— BEGIN Extracted material —

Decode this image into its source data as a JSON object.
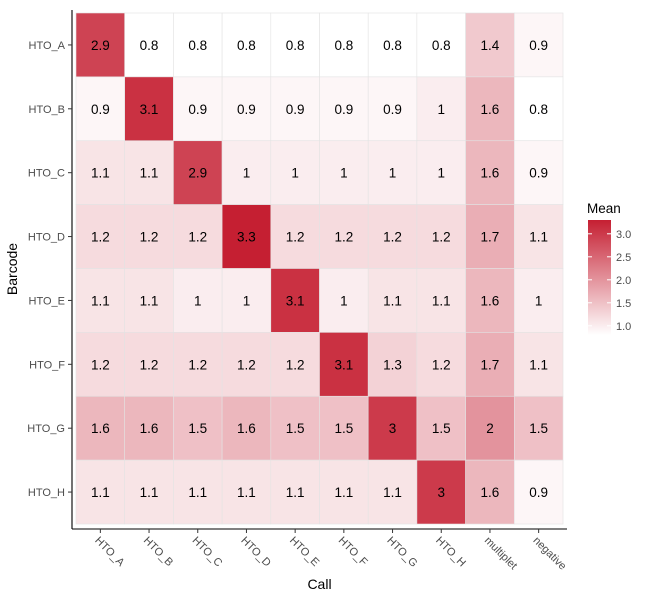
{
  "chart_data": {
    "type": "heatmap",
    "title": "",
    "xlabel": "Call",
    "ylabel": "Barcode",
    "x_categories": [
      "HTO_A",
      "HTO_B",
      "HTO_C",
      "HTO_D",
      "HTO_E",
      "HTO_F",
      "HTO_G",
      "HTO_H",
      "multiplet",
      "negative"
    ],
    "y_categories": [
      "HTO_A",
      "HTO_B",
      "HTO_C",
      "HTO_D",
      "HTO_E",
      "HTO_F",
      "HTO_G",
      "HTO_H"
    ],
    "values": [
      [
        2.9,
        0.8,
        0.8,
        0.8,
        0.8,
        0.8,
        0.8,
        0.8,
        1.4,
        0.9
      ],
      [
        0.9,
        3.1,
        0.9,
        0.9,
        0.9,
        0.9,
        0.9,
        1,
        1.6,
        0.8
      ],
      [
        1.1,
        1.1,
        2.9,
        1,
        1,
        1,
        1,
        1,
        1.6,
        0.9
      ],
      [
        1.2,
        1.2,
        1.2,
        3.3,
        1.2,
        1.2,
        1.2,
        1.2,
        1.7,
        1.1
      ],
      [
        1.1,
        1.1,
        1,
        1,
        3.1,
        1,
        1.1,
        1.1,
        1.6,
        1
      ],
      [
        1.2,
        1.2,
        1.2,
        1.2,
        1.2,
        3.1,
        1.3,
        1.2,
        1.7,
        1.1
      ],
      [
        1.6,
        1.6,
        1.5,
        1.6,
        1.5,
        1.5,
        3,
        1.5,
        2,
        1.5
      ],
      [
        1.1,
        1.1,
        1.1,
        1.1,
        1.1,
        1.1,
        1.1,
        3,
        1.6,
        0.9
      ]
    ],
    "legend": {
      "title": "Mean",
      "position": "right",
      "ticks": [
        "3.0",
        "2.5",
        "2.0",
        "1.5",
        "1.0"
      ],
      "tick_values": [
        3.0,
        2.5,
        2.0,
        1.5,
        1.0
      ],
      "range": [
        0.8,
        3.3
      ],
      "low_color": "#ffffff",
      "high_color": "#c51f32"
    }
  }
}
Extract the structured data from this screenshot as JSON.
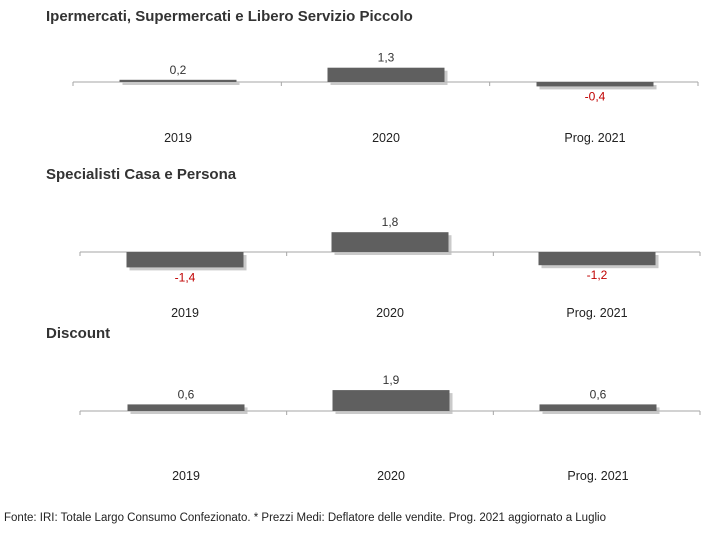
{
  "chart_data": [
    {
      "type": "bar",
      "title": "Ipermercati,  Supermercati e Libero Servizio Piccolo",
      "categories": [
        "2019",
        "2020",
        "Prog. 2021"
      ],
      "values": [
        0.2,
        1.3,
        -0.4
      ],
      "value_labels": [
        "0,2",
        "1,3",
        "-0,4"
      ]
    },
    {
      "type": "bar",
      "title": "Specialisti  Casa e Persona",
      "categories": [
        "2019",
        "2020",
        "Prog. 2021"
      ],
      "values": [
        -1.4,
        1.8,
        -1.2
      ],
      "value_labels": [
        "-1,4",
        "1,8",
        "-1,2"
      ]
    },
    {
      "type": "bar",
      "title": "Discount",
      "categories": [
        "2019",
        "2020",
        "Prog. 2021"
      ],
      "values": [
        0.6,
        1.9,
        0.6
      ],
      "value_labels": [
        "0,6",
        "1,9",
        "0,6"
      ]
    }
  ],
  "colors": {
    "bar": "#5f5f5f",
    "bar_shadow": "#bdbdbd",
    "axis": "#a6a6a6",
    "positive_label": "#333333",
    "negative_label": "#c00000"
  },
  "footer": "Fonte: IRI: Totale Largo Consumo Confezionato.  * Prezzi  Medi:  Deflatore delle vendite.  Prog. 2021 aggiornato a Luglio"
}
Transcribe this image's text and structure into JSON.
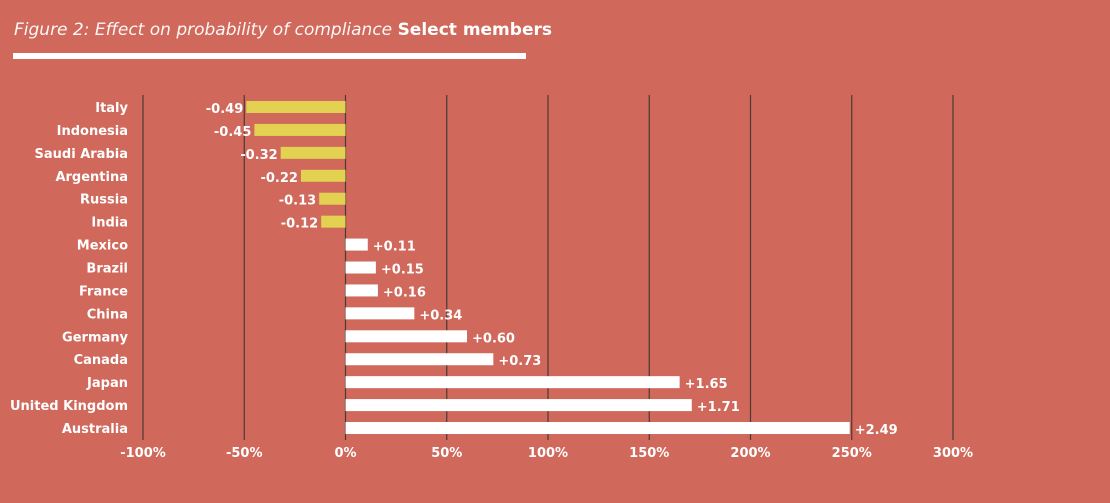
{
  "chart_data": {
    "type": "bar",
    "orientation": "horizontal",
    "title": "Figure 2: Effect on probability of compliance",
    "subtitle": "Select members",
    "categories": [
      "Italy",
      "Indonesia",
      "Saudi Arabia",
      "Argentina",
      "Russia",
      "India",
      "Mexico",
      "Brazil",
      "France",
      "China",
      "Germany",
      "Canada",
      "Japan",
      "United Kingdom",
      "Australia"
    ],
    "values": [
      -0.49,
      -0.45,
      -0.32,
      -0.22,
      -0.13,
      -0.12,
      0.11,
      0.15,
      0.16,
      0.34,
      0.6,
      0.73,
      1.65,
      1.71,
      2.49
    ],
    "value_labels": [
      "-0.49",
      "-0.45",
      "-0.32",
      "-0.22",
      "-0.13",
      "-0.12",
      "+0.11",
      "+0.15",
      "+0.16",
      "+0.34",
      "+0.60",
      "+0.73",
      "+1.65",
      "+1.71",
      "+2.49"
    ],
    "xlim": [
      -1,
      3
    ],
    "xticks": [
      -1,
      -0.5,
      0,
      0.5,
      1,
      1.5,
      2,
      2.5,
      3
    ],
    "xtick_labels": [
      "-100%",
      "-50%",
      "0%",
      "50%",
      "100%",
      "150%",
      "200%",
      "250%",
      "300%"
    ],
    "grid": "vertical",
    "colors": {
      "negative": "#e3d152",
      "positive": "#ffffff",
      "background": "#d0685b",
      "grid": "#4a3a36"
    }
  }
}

— END Extracted material —

→ **Short exercise**: Without the pictures, restate each entry exactly.

→ **Response**:
Decode this image into its source data as a JSON object.
{
  "chart_data": {
    "type": "heatmap",
    "title": "",
    "xlabel": "Call",
    "ylabel": "Barcode",
    "x_categories": [
      "HTO_A",
      "HTO_B",
      "HTO_C",
      "HTO_D",
      "HTO_E",
      "HTO_F",
      "HTO_G",
      "HTO_H",
      "multiplet",
      "negative"
    ],
    "y_categories": [
      "HTO_A",
      "HTO_B",
      "HTO_C",
      "HTO_D",
      "HTO_E",
      "HTO_F",
      "HTO_G",
      "HTO_H"
    ],
    "values": [
      [
        2.9,
        0.8,
        0.8,
        0.8,
        0.8,
        0.8,
        0.8,
        0.8,
        1.4,
        0.9
      ],
      [
        0.9,
        3.1,
        0.9,
        0.9,
        0.9,
        0.9,
        0.9,
        1,
        1.6,
        0.8
      ],
      [
        1.1,
        1.1,
        2.9,
        1,
        1,
        1,
        1,
        1,
        1.6,
        0.9
      ],
      [
        1.2,
        1.2,
        1.2,
        3.3,
        1.2,
        1.2,
        1.2,
        1.2,
        1.7,
        1.1
      ],
      [
        1.1,
        1.1,
        1,
        1,
        3.1,
        1,
        1.1,
        1.1,
        1.6,
        1
      ],
      [
        1.2,
        1.2,
        1.2,
        1.2,
        1.2,
        3.1,
        1.3,
        1.2,
        1.7,
        1.1
      ],
      [
        1.6,
        1.6,
        1.5,
        1.6,
        1.5,
        1.5,
        3,
        1.5,
        2,
        1.5
      ],
      [
        1.1,
        1.1,
        1.1,
        1.1,
        1.1,
        1.1,
        1.1,
        3,
        1.6,
        0.9
      ]
    ],
    "legend": {
      "title": "Mean",
      "position": "right",
      "ticks": [
        "3.0",
        "2.5",
        "2.0",
        "1.5",
        "1.0"
      ],
      "tick_values": [
        3.0,
        2.5,
        2.0,
        1.5,
        1.0
      ],
      "range": [
        0.8,
        3.3
      ],
      "low_color": "#ffffff",
      "high_color": "#c51f32"
    }
  }
}
Extract the structured data from this screenshot as JSON.
{
  "chart_data": [
    {
      "type": "bar",
      "title": "Ipermercati,  Supermercati e Libero Servizio Piccolo",
      "categories": [
        "2019",
        "2020",
        "Prog. 2021"
      ],
      "values": [
        0.2,
        1.3,
        -0.4
      ],
      "value_labels": [
        "0,2",
        "1,3",
        "-0,4"
      ]
    },
    {
      "type": "bar",
      "title": "Specialisti  Casa e Persona",
      "categories": [
        "2019",
        "2020",
        "Prog. 2021"
      ],
      "values": [
        -1.4,
        1.8,
        -1.2
      ],
      "value_labels": [
        "-1,4",
        "1,8",
        "-1,2"
      ]
    },
    {
      "type": "bar",
      "title": "Discount",
      "categories": [
        "2019",
        "2020",
        "Prog. 2021"
      ],
      "values": [
        0.6,
        1.9,
        0.6
      ],
      "value_labels": [
        "0,6",
        "1,9",
        "0,6"
      ]
    }
  ],
  "colors": {
    "bar": "#5f5f5f",
    "bar_shadow": "#bdbdbd",
    "axis": "#a6a6a6",
    "positive_label": "#333333",
    "negative_label": "#c00000"
  },
  "footer": "Fonte: IRI: Totale Largo Consumo Confezionato.  * Prezzi  Medi:  Deflatore delle vendite.  Prog. 2021 aggiornato a Luglio"
}
Transcribe this image's text and structure into JSON.
{
  "chart_data": {
    "type": "bar",
    "orientation": "horizontal",
    "title": "Figure 2: Effect on probability of compliance",
    "subtitle": "Select members",
    "categories": [
      "Italy",
      "Indonesia",
      "Saudi Arabia",
      "Argentina",
      "Russia",
      "India",
      "Mexico",
      "Brazil",
      "France",
      "China",
      "Germany",
      "Canada",
      "Japan",
      "United Kingdom",
      "Australia"
    ],
    "values": [
      -0.49,
      -0.45,
      -0.32,
      -0.22,
      -0.13,
      -0.12,
      0.11,
      0.15,
      0.16,
      0.34,
      0.6,
      0.73,
      1.65,
      1.71,
      2.49
    ],
    "value_labels": [
      "-0.49",
      "-0.45",
      "-0.32",
      "-0.22",
      "-0.13",
      "-0.12",
      "+0.11",
      "+0.15",
      "+0.16",
      "+0.34",
      "+0.60",
      "+0.73",
      "+1.65",
      "+1.71",
      "+2.49"
    ],
    "xlim": [
      -1,
      3
    ],
    "xticks": [
      -1,
      -0.5,
      0,
      0.5,
      1,
      1.5,
      2,
      2.5,
      3
    ],
    "xtick_labels": [
      "-100%",
      "-50%",
      "0%",
      "50%",
      "100%",
      "150%",
      "200%",
      "250%",
      "300%"
    ],
    "grid": "vertical",
    "colors": {
      "negative": "#e3d152",
      "positive": "#ffffff",
      "background": "#d0685b",
      "grid": "#4a3a36"
    }
  }
}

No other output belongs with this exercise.